**WHAT TO PRODUCE**: Nothing but an exact repeat of the entries below should appear in your answer.

**RECORDS SUPPLIED**:
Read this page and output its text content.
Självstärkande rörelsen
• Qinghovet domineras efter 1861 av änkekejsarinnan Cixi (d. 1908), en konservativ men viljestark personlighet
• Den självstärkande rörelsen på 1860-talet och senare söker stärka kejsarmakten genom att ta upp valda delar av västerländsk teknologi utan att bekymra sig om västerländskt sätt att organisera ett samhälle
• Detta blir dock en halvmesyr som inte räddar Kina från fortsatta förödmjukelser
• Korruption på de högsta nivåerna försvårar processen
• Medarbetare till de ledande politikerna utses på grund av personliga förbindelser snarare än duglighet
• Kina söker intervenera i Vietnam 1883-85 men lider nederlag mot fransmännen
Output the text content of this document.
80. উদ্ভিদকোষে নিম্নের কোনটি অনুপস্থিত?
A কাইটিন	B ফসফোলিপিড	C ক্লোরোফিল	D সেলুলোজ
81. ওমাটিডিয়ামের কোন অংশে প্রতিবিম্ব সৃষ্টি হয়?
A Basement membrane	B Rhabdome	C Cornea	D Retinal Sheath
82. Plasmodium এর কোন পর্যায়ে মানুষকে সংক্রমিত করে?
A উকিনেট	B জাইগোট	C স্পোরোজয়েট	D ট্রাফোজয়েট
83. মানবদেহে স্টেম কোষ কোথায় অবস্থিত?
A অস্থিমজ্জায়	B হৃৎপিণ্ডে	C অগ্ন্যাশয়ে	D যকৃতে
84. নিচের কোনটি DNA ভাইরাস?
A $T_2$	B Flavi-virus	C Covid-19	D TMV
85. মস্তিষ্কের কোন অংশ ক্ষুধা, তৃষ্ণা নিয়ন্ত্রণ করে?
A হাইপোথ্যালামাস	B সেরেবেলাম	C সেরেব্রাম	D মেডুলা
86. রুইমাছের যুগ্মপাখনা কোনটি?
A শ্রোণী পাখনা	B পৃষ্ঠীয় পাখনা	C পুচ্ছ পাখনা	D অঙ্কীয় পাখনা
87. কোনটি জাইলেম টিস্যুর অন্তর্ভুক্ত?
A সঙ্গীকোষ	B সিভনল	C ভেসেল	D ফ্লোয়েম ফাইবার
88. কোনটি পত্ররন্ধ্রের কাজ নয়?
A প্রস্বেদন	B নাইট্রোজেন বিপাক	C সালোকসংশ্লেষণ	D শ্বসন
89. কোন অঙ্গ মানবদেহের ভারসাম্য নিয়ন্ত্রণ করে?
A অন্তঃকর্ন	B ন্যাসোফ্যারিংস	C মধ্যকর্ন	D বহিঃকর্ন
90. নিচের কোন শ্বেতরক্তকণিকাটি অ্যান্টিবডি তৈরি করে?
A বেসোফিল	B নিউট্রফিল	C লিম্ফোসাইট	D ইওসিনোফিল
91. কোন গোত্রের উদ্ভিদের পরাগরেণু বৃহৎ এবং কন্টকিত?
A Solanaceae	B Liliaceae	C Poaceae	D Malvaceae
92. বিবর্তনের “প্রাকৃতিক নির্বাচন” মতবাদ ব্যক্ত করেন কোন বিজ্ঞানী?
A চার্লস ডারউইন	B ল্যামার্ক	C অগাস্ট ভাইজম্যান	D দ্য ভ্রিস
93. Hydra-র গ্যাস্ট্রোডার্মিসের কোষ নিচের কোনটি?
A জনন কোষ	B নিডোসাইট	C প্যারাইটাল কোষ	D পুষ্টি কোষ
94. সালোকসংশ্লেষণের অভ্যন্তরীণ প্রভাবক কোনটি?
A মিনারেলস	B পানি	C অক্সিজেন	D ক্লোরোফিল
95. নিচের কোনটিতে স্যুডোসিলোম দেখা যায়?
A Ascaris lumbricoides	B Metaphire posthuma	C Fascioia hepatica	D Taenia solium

**ANSWER FOR THE TASK**:
Read this page and output its text content.
Självstärkande rörelsen
• Qinghovet domineras efter 1861 av änkekejsarinnan Cixi (d. 1908), en konservativ men viljestark personlighet
• Den självstärkande rörelsen på 1860-talet och senare söker stärka kejsarmakten genom att ta upp valda delar av västerländsk teknologi utan att bekymra sig om västerländskt sätt att organisera ett samhälle
• Detta blir dock en halvmesyr som inte räddar Kina från fortsatta förödmjukelser
• Korruption på de högsta nivåerna försvårar processen
• Medarbetare till de ledande politikerna utses på grund av personliga förbindelser snarare än duglighet
• Kina söker intervenera i Vietnam 1883-85 men lider nederlag mot fransmännen
Output the text content of this document.
80. উদ্ভিদকোষে নিম্নের কোনটি অনুপস্থিত?
A কাইটিন	B ফসফোলিপিড	C ক্লোরোফিল	D সেলুলোজ
81. ওমাটিডিয়ামের কোন অংশে প্রতিবিম্ব সৃষ্টি হয়?
A Basement membrane	B Rhabdome	C Cornea	D Retinal Sheath
82. Plasmodium এর কোন পর্যায়ে মানুষকে সংক্রমিত করে?
A উকিনেট	B জাইগোট	C স্পোরোজয়েট	D ট্রাফোজয়েট
83. মানবদেহে স্টেম কোষ কোথায় অবস্থিত?
A অস্থিমজ্জায়	B হৃৎপিণ্ডে	C অগ্ন্যাশয়ে	D যকৃতে
84. নিচের কোনটি DNA ভাইরাস?
A $T_2$	B Flavi-virus	C Covid-19	D TMV
85. মস্তিষ্কের কোন অংশ ক্ষুধা, তৃষ্ণা নিয়ন্ত্রণ করে?
A হাইপোথ্যালামাস	B সেরেবেলাম	C সেরেব্রাম	D মেডুলা
86. রুইমাছের যুগ্মপাখনা কোনটি?
A শ্রোণী পাখনা	B পৃষ্ঠীয় পাখনা	C পুচ্ছ পাখনা	D অঙ্কীয় পাখনা
87. কোনটি জাইলেম টিস্যুর অন্তর্ভুক্ত?
A সঙ্গীকোষ	B সিভনল	C ভেসেল	D ফ্লোয়েম ফাইবার
88. কোনটি পত্ররন্ধ্রের কাজ নয়?
A প্রস্বেদন	B নাইট্রোজেন বিপাক	C সালোকসংশ্লেষণ	D শ্বসন
89. কোন অঙ্গ মানবদেহের ভারসাম্য নিয়ন্ত্রণ করে?
A অন্তঃকর্ন	B ন্যাসোফ্যারিংস	C মধ্যকর্ন	D বহিঃকর্ন
90. নিচের কোন শ্বেতরক্তকণিকাটি অ্যান্টিবডি তৈরি করে?
A বেসোফিল	B নিউট্রফিল	C লিম্ফোসাইট	D ইওসিনোফিল
91. কোন গোত্রের উদ্ভিদের পরাগরেণু বৃহৎ এবং কন্টকিত?
A Solanaceae	B Liliaceae	C Poaceae	D Malvaceae
92. বিবর্তনের “প্রাকৃতিক নির্বাচন” মতবাদ ব্যক্ত করেন কোন বিজ্ঞানী?
A চার্লস ডারউইন	B ল্যামার্ক	C অগাস্ট ভাইজম্যান	D দ্য ভ্রিস
93. Hydra-র গ্যাস্ট্রোডার্মিসের কোষ নিচের কোনটি?
A জনন কোষ	B নিডোসাইট	C প্যারাইটাল কোষ	D পুষ্টি কোষ
94. সালোকসংশ্লেষণের অভ্যন্তরীণ প্রভাবক কোনটি?
A মিনারেলস	B পানি	C অক্সিজেন	D ক্লোরোফিল
95. নিচের কোনটিতে স্যুডোসিলোম দেখা যায়?
A Ascaris lumbricoides	B Metaphire posthuma	C Fascioia hepatica	D Taenia solium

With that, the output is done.